• _PROBLEM DESCRIPTION_:
Without the pictures, return each record as it appears.

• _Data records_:
※

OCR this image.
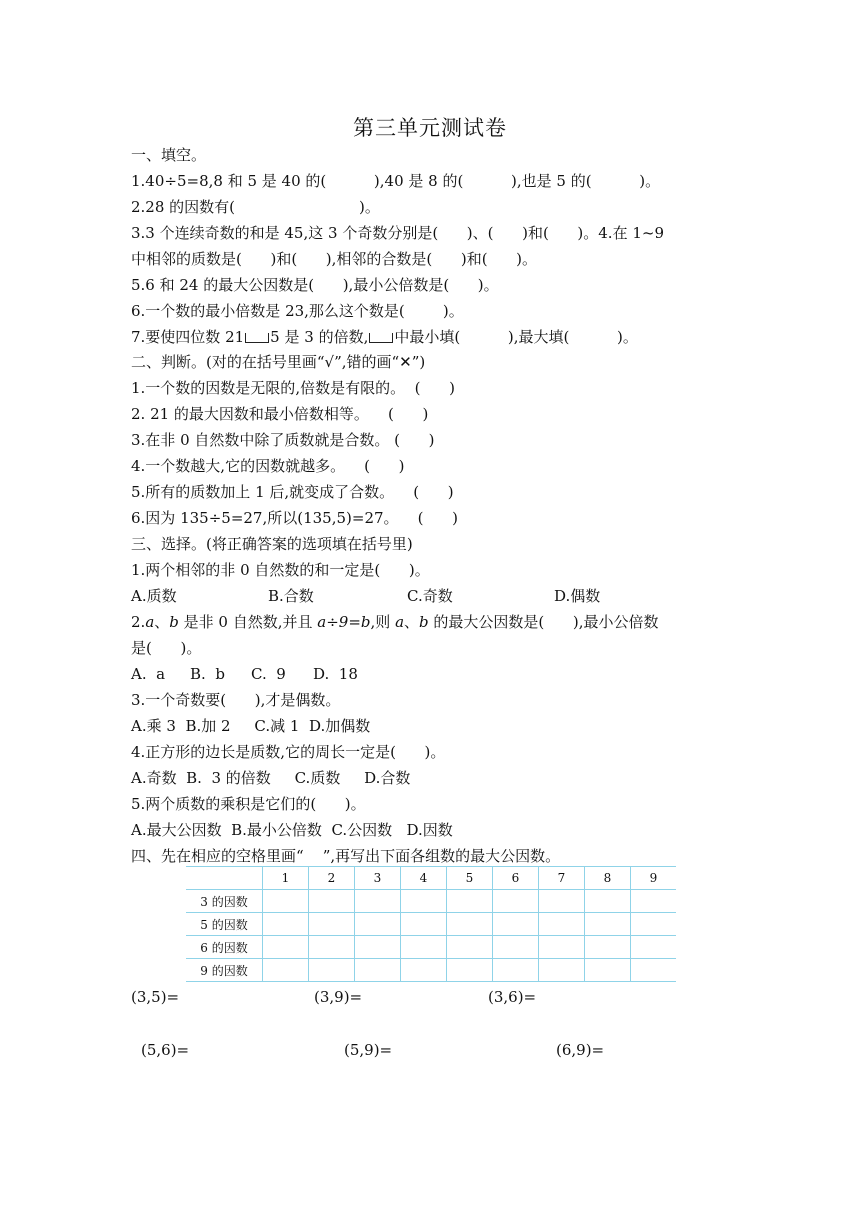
第三单元测试卷
一、填空。
1.40÷5=8,8 和 5 是 40 的(          ),40 是 8 的(          ),也是 5 的(          )。
2.28 的因数有(                          )。
3.3 个连续奇数的和是 45,这 3 个奇数分别是(      )、(      )和(      )。4.在 1~9
中相邻的质数是(      )和(      ),相邻的合数是(      )和(      )。
5.6 和 24 的最大公因数是(      ),最小公倍数是(      )。
6.一个数的最小倍数是 23,那么这个数是(        )。
7.要使四位数 21 5 是 3 的倍数, 中最小填(          ),最大填(          )。
二、判断。(对的在括号里画“√”,错的画“✕”)
1.一个数的因数是无限的,倍数是有限的。  (      )
2. 21 的最大因数和最小倍数相等。    (      )
3.在非 0 自然数中除了质数就是合数。 (      )
4.一个数越大,它的因数就越多。    (      )
5.所有的质数加上 1 后,就变成了合数。    (      )
6.因为 135÷5=27,所以(135,5)=27。    (      )
三、选择。(将正确答案的选项填在括号里)
1.两个相邻的非 0 自然数的和一定是(      )。
A.质数	B.合数	C.奇数	D.偶数
2.a、b 是非 0 自然数,并且 a÷9=b,则 a、b 的最大公因数是(      ),最小公倍数
是(      )。
A.  a B.  b C.  9 D.  18
3.一个奇数要(      ),才是偶数。
A.乘 3  B.加 2     C.减 1  D.加偶数
4.正方形的边长是质数,它的周长一定是(      )。
A.奇数  B.  3 的倍数     C.质数     D.合数
5.两个质数的乘积是它们的(      )。
A.最大公因数  B.最小公倍数  C.公因数   D.因数
四、先在相应的空格里画“    ”,再写出下面各组数的最大公因数。
	1	2	3	4	5	6	7	8	9
3 的因数									
5 的因数									
6 的因数									
9 的因数									
(3,5)=	(3,9)=	(3,6)=
(5,6)=	(5,9)=	(6,9)=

※

• _ANSWER TO THE EXERCISE_:
OCR this image.
第三单元测试卷
一、填空。
1.40÷5=8,8 和 5 是 40 的(          ),40 是 8 的(          ),也是 5 的(          )。
2.28 的因数有(                          )。
3.3 个连续奇数的和是 45,这 3 个奇数分别是(      )、(      )和(      )。4.在 1~9
中相邻的质数是(      )和(      ),相邻的合数是(      )和(      )。
5.6 和 24 的最大公因数是(      ),最小公倍数是(      )。
6.一个数的最小倍数是 23,那么这个数是(        )。
7.要使四位数 21 5 是 3 的倍数, 中最小填(          ),最大填(          )。
二、判断。(对的在括号里画“√”,错的画“✕”)
1.一个数的因数是无限的,倍数是有限的。  (      )
2. 21 的最大因数和最小倍数相等。    (      )
3.在非 0 自然数中除了质数就是合数。 (      )
4.一个数越大,它的因数就越多。    (      )
5.所有的质数加上 1 后,就变成了合数。    (      )
6.因为 135÷5=27,所以(135,5)=27。    (      )
三、选择。(将正确答案的选项填在括号里)
1.两个相邻的非 0 自然数的和一定是(      )。
A.质数	B.合数	C.奇数	D.偶数
2.a、b 是非 0 自然数,并且 a÷9=b,则 a、b 的最大公因数是(      ),最小公倍数
是(      )。
A.  a B.  b C.  9 D.  18
3.一个奇数要(      ),才是偶数。
A.乘 3  B.加 2     C.减 1  D.加偶数
4.正方形的边长是质数,它的周长一定是(      )。
A.奇数  B.  3 的倍数     C.质数     D.合数
5.两个质数的乘积是它们的(      )。
A.最大公因数  B.最小公倍数  C.公因数   D.因数
四、先在相应的空格里画“    ”,再写出下面各组数的最大公因数。
	1	2	3	4	5	6	7	8	9
3 的因数									
5 的因数									
6 的因数									
9 的因数									
(3,5)=	(3,9)=	(3,6)=
(5,6)=	(5,9)=	(6,9)=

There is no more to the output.